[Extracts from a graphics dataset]
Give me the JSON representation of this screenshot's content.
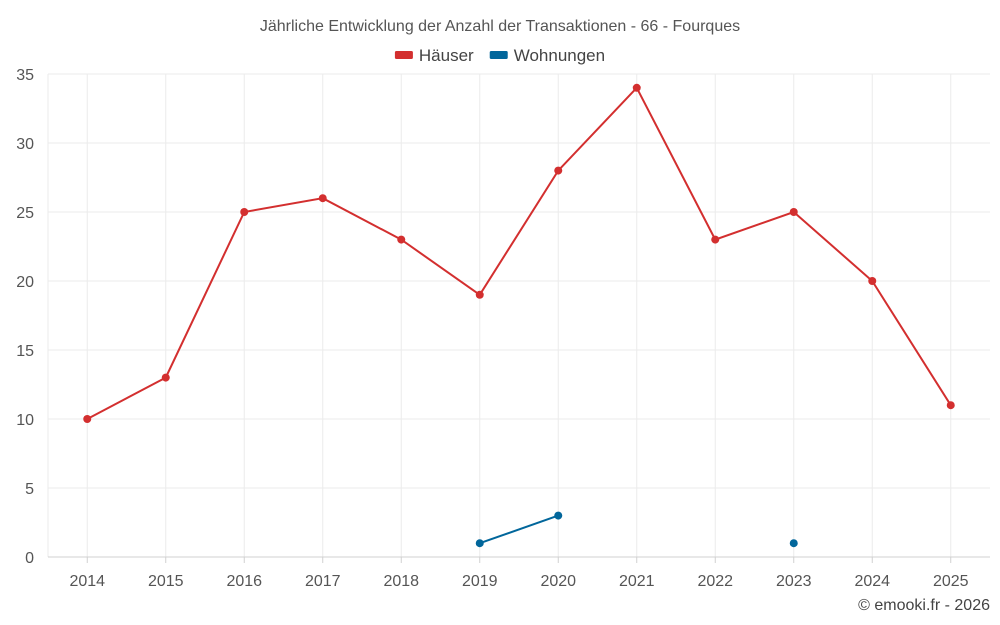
{
  "chart_data": {
    "type": "line",
    "title": "Jährliche Entwicklung der Anzahl der Transaktionen - 66 - Fourques",
    "categories": [
      "2014",
      "2015",
      "2016",
      "2017",
      "2018",
      "2019",
      "2020",
      "2021",
      "2022",
      "2023",
      "2024",
      "2025"
    ],
    "series": [
      {
        "name": "Häuser",
        "color": "#d32f2f",
        "values": [
          10,
          13,
          25,
          26,
          23,
          19,
          28,
          34,
          23,
          25,
          20,
          11
        ]
      },
      {
        "name": "Wohnungen",
        "color": "#01669b",
        "values": [
          null,
          null,
          null,
          null,
          null,
          1,
          3,
          null,
          null,
          1,
          null,
          null
        ]
      }
    ],
    "ylim": [
      0,
      35
    ],
    "yticks": [
      0,
      5,
      10,
      15,
      20,
      25,
      30,
      35
    ],
    "grid": true,
    "legend_position": "top-center"
  },
  "credit": "© emooki.fr - 2026"
}
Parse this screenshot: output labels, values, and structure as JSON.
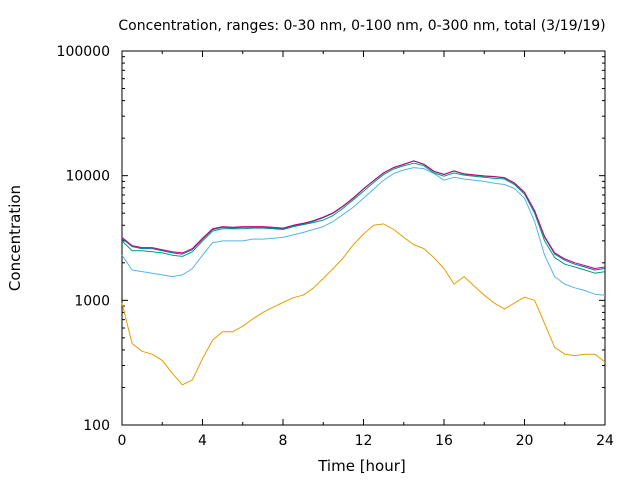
{
  "chart_data": {
    "type": "line",
    "title": "Concentration, ranges: 0-30 nm, 0-100 nm, 0-300 nm, total (3/19/19)",
    "xlabel": "Time [hour]",
    "ylabel": "Concentration",
    "xlim": [
      0,
      24
    ],
    "ylim": [
      100,
      100000
    ],
    "yscale": "log",
    "grid": false,
    "x_ticks": [
      0,
      4,
      8,
      12,
      16,
      20,
      24
    ],
    "x_tick_labels": [
      "0",
      "4",
      "8",
      "12",
      "16",
      "20",
      "24"
    ],
    "y_ticks": [
      100,
      1000,
      10000,
      100000
    ],
    "y_tick_labels": [
      "100",
      "1000",
      "10000",
      "100000"
    ],
    "series": [
      {
        "color": "#e69f00",
        "x": [
          0,
          0.5,
          1,
          1.5,
          2,
          2.5,
          3,
          3.5,
          4,
          4.5,
          5,
          5.5,
          6,
          6.5,
          7,
          7.5,
          8,
          8.5,
          9,
          9.5,
          10,
          10.5,
          11,
          11.5,
          12,
          12.5,
          13,
          13.5,
          14,
          14.5,
          15,
          15.5,
          16,
          16.5,
          17,
          17.5,
          18,
          18.5,
          19,
          19.5,
          20,
          20.5,
          21,
          21.5,
          22,
          22.5,
          23,
          23.5,
          24
        ],
        "y": [
          950,
          450,
          390,
          370,
          330,
          260,
          210,
          230,
          340,
          480,
          560,
          560,
          620,
          710,
          800,
          880,
          960,
          1050,
          1100,
          1250,
          1500,
          1800,
          2200,
          2800,
          3400,
          4000,
          4100,
          3700,
          3200,
          2800,
          2600,
          2200,
          1800,
          1350,
          1550,
          1300,
          1100,
          950,
          850,
          950,
          1060,
          1000,
          650,
          420,
          370,
          360,
          370,
          370,
          320
        ]
      },
      {
        "color": "#56b4e9",
        "x": [
          0,
          0.5,
          1,
          1.5,
          2,
          2.5,
          3,
          3.5,
          4,
          4.5,
          5,
          5.5,
          6,
          6.5,
          7,
          7.5,
          8,
          8.5,
          9,
          9.5,
          10,
          10.5,
          11,
          11.5,
          12,
          12.5,
          13,
          13.5,
          14,
          14.5,
          15,
          15.5,
          16,
          16.5,
          17,
          17.5,
          18,
          18.5,
          19,
          19.5,
          20,
          20.5,
          21,
          21.5,
          22,
          22.5,
          23,
          23.5,
          24
        ],
        "y": [
          2300,
          1750,
          1700,
          1650,
          1600,
          1550,
          1600,
          1800,
          2300,
          2900,
          3000,
          3000,
          3000,
          3100,
          3100,
          3150,
          3200,
          3350,
          3500,
          3700,
          3900,
          4300,
          4900,
          5600,
          6600,
          7800,
          9200,
          10400,
          11100,
          11600,
          11400,
          10400,
          9200,
          9700,
          9400,
          9200,
          9000,
          8700,
          8500,
          7900,
          6600,
          4300,
          2300,
          1550,
          1350,
          1260,
          1200,
          1120,
          1100
        ]
      },
      {
        "color": "#009e73",
        "x": [
          0,
          0.5,
          1,
          1.5,
          2,
          2.5,
          3,
          3.5,
          4,
          4.5,
          5,
          5.5,
          6,
          6.5,
          7,
          7.5,
          8,
          8.5,
          9,
          9.5,
          10,
          10.5,
          11,
          11.5,
          12,
          12.5,
          13,
          13.5,
          14,
          14.5,
          15,
          15.5,
          16,
          16.5,
          17,
          17.5,
          18,
          18.5,
          19,
          19.5,
          20,
          20.5,
          21,
          21.5,
          22,
          22.5,
          23,
          23.5,
          24
        ],
        "y": [
          3000,
          2500,
          2500,
          2450,
          2400,
          2300,
          2250,
          2450,
          3000,
          3600,
          3750,
          3750,
          3750,
          3800,
          3800,
          3750,
          3700,
          3900,
          4050,
          4200,
          4400,
          4800,
          5500,
          6400,
          7500,
          8800,
          10200,
          11300,
          12000,
          12600,
          12000,
          10500,
          9900,
          10500,
          10100,
          9900,
          9700,
          9500,
          9400,
          8500,
          7100,
          5000,
          3000,
          2200,
          1950,
          1850,
          1750,
          1650,
          1700
        ]
      },
      {
        "color": "#0072b2",
        "x": [
          0,
          0.5,
          1,
          1.5,
          2,
          2.5,
          3,
          3.5,
          4,
          4.5,
          5,
          5.5,
          6,
          6.5,
          7,
          7.5,
          8,
          8.5,
          9,
          9.5,
          10,
          10.5,
          11,
          11.5,
          12,
          12.5,
          13,
          13.5,
          14,
          14.5,
          15,
          15.5,
          16,
          16.5,
          17,
          17.5,
          18,
          18.5,
          19,
          19.5,
          20,
          20.5,
          21,
          21.5,
          22,
          22.5,
          23,
          23.5,
          24
        ],
        "y": [
          3150,
          2700,
          2600,
          2600,
          2500,
          2400,
          2350,
          2550,
          3100,
          3700,
          3850,
          3800,
          3850,
          3850,
          3850,
          3800,
          3750,
          3950,
          4100,
          4300,
          4600,
          5000,
          5700,
          6600,
          7800,
          9100,
          10500,
          11600,
          12300,
          13100,
          12300,
          10800,
          10200,
          10900,
          10300,
          10100,
          9900,
          9800,
          9600,
          8700,
          7300,
          5200,
          3200,
          2350,
          2100,
          1950,
          1850,
          1750,
          1800
        ]
      },
      {
        "color": "#cc0077",
        "x": [
          0,
          0.5,
          1,
          1.5,
          2,
          2.5,
          3,
          3.5,
          4,
          4.5,
          5,
          5.5,
          6,
          6.5,
          7,
          7.5,
          8,
          8.5,
          9,
          9.5,
          10,
          10.5,
          11,
          11.5,
          12,
          12.5,
          13,
          13.5,
          14,
          14.5,
          15,
          15.5,
          16,
          16.5,
          17,
          17.5,
          18,
          18.5,
          19,
          19.5,
          20,
          20.5,
          21,
          21.5,
          22,
          22.5,
          23,
          23.5,
          24
        ],
        "y": [
          3200,
          2750,
          2650,
          2650,
          2550,
          2450,
          2400,
          2600,
          3150,
          3750,
          3900,
          3850,
          3900,
          3900,
          3900,
          3850,
          3800,
          4000,
          4150,
          4350,
          4650,
          5050,
          5750,
          6650,
          7850,
          9150,
          10550,
          11650,
          12350,
          13150,
          12350,
          10850,
          10250,
          10950,
          10350,
          10150,
          9950,
          9850,
          9650,
          8750,
          7350,
          5250,
          3250,
          2400,
          2150,
          2000,
          1900,
          1800,
          1850
        ]
      }
    ]
  }
}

§ **Required task**: Work out how many lines of the listing above include "title". Answer with the number and nothing more.

§ **Result for this exercise**: 2